(Dataset records on visual material)
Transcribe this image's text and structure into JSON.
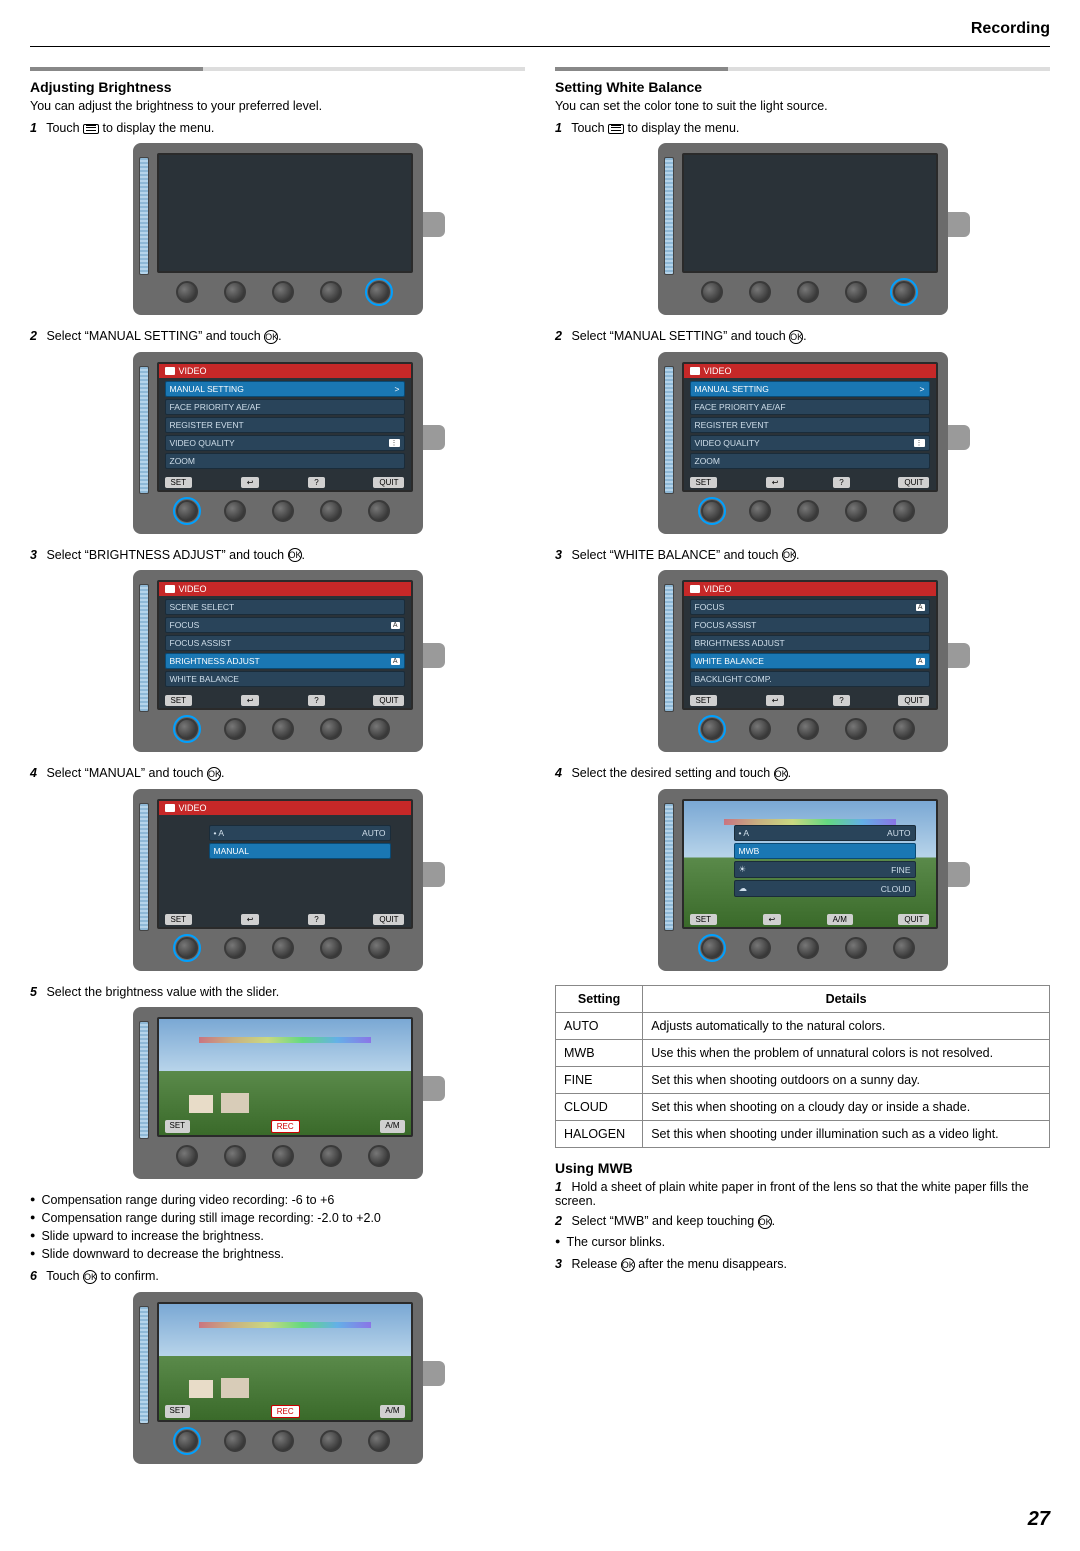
{
  "page": {
    "header": "Recording",
    "number": "27"
  },
  "left": {
    "title": "Adjusting Brightness",
    "intro": "You can adjust the brightness to your preferred level.",
    "step1": "Touch ",
    "step1_tail": " to display the menu.",
    "step2_pre": "Select “",
    "step2_item": "MANUAL SETTING",
    "step2_post": "” and touch ",
    "step3_pre": "Select “",
    "step3_item": "BRIGHTNESS ADJUST",
    "step3_post": "” and touch ",
    "step4_pre": "Select “",
    "step4_item": "MANUAL",
    "step4_post": "” and touch ",
    "step5": "Select the brightness value with the slider.",
    "bullet1": "Compensation range during video recording: -6 to +6",
    "bullet2": "Compensation range during still image recording: -2.0 to +2.0",
    "bullet3": "Slide upward to increase the brightness.",
    "bullet4": "Slide downward to decrease the brightness.",
    "step6_pre": "Touch ",
    "step6_post": " to confirm."
  },
  "right": {
    "title": "Setting White Balance",
    "intro": "You can set the color tone to suit the light source.",
    "step1": "Touch ",
    "step1_tail": " to display the menu.",
    "step2_pre": "Select “",
    "step2_item": "MANUAL SETTING",
    "step2_post": "” and touch ",
    "step3_pre": "Select “",
    "step3_item": "WHITE BALANCE",
    "step3_post": "” and touch ",
    "step4": "Select the desired setting and touch ",
    "table": {
      "col1": "Setting",
      "col2": "Details",
      "rows": [
        {
          "k": "AUTO",
          "v": "Adjusts automatically to the natural colors."
        },
        {
          "k": "MWB",
          "v": "Use this when the problem of unnatural colors is not resolved."
        },
        {
          "k": "FINE",
          "v": "Set this when shooting outdoors on a sunny day."
        },
        {
          "k": "CLOUD",
          "v": "Set this when shooting on a cloudy day or inside a shade."
        },
        {
          "k": "HALOGEN",
          "v": "Set this when shooting under illumination such as a video light."
        }
      ]
    },
    "mwb": {
      "title": "Using MWB",
      "step1": "Hold a sheet of plain white paper in front of the lens so that the white paper fills the screen.",
      "step2_pre": "Select “",
      "step2_item": "MWB",
      "step2_post": "” and keep touching ",
      "bullet": "The cursor blinks.",
      "step3_pre": "Release ",
      "step3_post": " after the menu disappears."
    }
  },
  "menus": {
    "video_hdr": "VIDEO",
    "manual": {
      "items": [
        "MANUAL SETTING",
        "FACE PRIORITY AE/AF",
        "REGISTER EVENT",
        "VIDEO QUALITY",
        "ZOOM"
      ],
      "sel": 0,
      "footer": [
        "SET",
        "↩",
        "?",
        "QUIT"
      ]
    },
    "brightness": {
      "items": [
        "SCENE SELECT",
        "FOCUS",
        "FOCUS ASSIST",
        "BRIGHTNESS ADJUST",
        "WHITE BALANCE"
      ],
      "sel": 3,
      "footer": [
        "SET",
        "↩",
        "?",
        "QUIT"
      ]
    },
    "wb": {
      "items": [
        "FOCUS",
        "FOCUS ASSIST",
        "BRIGHTNESS ADJUST",
        "WHITE BALANCE",
        "BACKLIGHT COMP."
      ],
      "sel": 3,
      "footer": [
        "SET",
        "↩",
        "?",
        "QUIT"
      ]
    },
    "auto_manual": {
      "items": [
        "AUTO",
        "MANUAL"
      ],
      "sel": 1,
      "footer": [
        "SET",
        "↩",
        "?",
        "QUIT"
      ]
    },
    "wb_opts": {
      "items": [
        "AUTO",
        "MWB",
        "FINE",
        "CLOUD"
      ],
      "sel": 1,
      "footer": [
        "SET",
        "↩",
        "A/M",
        "QUIT"
      ]
    },
    "rec_footer": [
      "SET",
      "REC",
      "A/M"
    ]
  },
  "icons": {
    "ok": "OK"
  },
  "colors": {
    "device_body": "#6b6b6b",
    "screen_bg": "#2a3238",
    "menu_header_bg": "#c62828",
    "menu_item_bg": "#29445a",
    "menu_item_sel_bg": "#1a77b3",
    "highlight_ring": "#00a0ff"
  }
}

PROBLEM: Write out the data precisely as given, excluding the pictures.

RESPONSE:
Transcribe this image's text and structure into JSON.
{
  "page": {
    "header": "Recording",
    "number": "27"
  },
  "left": {
    "title": "Adjusting Brightness",
    "intro": "You can adjust the brightness to your preferred level.",
    "step1": "Touch ",
    "step1_tail": " to display the menu.",
    "step2_pre": "Select “",
    "step2_item": "MANUAL SETTING",
    "step2_post": "” and touch ",
    "step3_pre": "Select “",
    "step3_item": "BRIGHTNESS ADJUST",
    "step3_post": "” and touch ",
    "step4_pre": "Select “",
    "step4_item": "MANUAL",
    "step4_post": "” and touch ",
    "step5": "Select the brightness value with the slider.",
    "bullet1": "Compensation range during video recording: -6 to +6",
    "bullet2": "Compensation range during still image recording: -2.0 to +2.0",
    "bullet3": "Slide upward to increase the brightness.",
    "bullet4": "Slide downward to decrease the brightness.",
    "step6_pre": "Touch ",
    "step6_post": " to confirm."
  },
  "right": {
    "title": "Setting White Balance",
    "intro": "You can set the color tone to suit the light source.",
    "step1": "Touch ",
    "step1_tail": " to display the menu.",
    "step2_pre": "Select “",
    "step2_item": "MANUAL SETTING",
    "step2_post": "” and touch ",
    "step3_pre": "Select “",
    "step3_item": "WHITE BALANCE",
    "step3_post": "” and touch ",
    "step4": "Select the desired setting and touch ",
    "table": {
      "col1": "Setting",
      "col2": "Details",
      "rows": [
        {
          "k": "AUTO",
          "v": "Adjusts automatically to the natural colors."
        },
        {
          "k": "MWB",
          "v": "Use this when the problem of unnatural colors is not resolved."
        },
        {
          "k": "FINE",
          "v": "Set this when shooting outdoors on a sunny day."
        },
        {
          "k": "CLOUD",
          "v": "Set this when shooting on a cloudy day or inside a shade."
        },
        {
          "k": "HALOGEN",
          "v": "Set this when shooting under illumination such as a video light."
        }
      ]
    },
    "mwb": {
      "title": "Using MWB",
      "step1": "Hold a sheet of plain white paper in front of the lens so that the white paper fills the screen.",
      "step2_pre": "Select “",
      "step2_item": "MWB",
      "step2_post": "” and keep touching ",
      "bullet": "The cursor blinks.",
      "step3_pre": "Release ",
      "step3_post": " after the menu disappears."
    }
  },
  "menus": {
    "video_hdr": "VIDEO",
    "manual": {
      "items": [
        "MANUAL SETTING",
        "FACE PRIORITY AE/AF",
        "REGISTER EVENT",
        "VIDEO QUALITY",
        "ZOOM"
      ],
      "sel": 0,
      "footer": [
        "SET",
        "↩",
        "?",
        "QUIT"
      ]
    },
    "brightness": {
      "items": [
        "SCENE SELECT",
        "FOCUS",
        "FOCUS ASSIST",
        "BRIGHTNESS ADJUST",
        "WHITE BALANCE"
      ],
      "sel": 3,
      "footer": [
        "SET",
        "↩",
        "?",
        "QUIT"
      ]
    },
    "wb": {
      "items": [
        "FOCUS",
        "FOCUS ASSIST",
        "BRIGHTNESS ADJUST",
        "WHITE BALANCE",
        "BACKLIGHT COMP."
      ],
      "sel": 3,
      "footer": [
        "SET",
        "↩",
        "?",
        "QUIT"
      ]
    },
    "auto_manual": {
      "items": [
        "AUTO",
        "MANUAL"
      ],
      "sel": 1,
      "footer": [
        "SET",
        "↩",
        "?",
        "QUIT"
      ]
    },
    "wb_opts": {
      "items": [
        "AUTO",
        "MWB",
        "FINE",
        "CLOUD"
      ],
      "sel": 1,
      "footer": [
        "SET",
        "↩",
        "A/M",
        "QUIT"
      ]
    },
    "rec_footer": [
      "SET",
      "REC",
      "A/M"
    ]
  },
  "icons": {
    "ok": "OK"
  },
  "colors": {
    "device_body": "#6b6b6b",
    "screen_bg": "#2a3238",
    "menu_header_bg": "#c62828",
    "menu_item_bg": "#29445a",
    "menu_item_sel_bg": "#1a77b3",
    "highlight_ring": "#00a0ff"
  }
}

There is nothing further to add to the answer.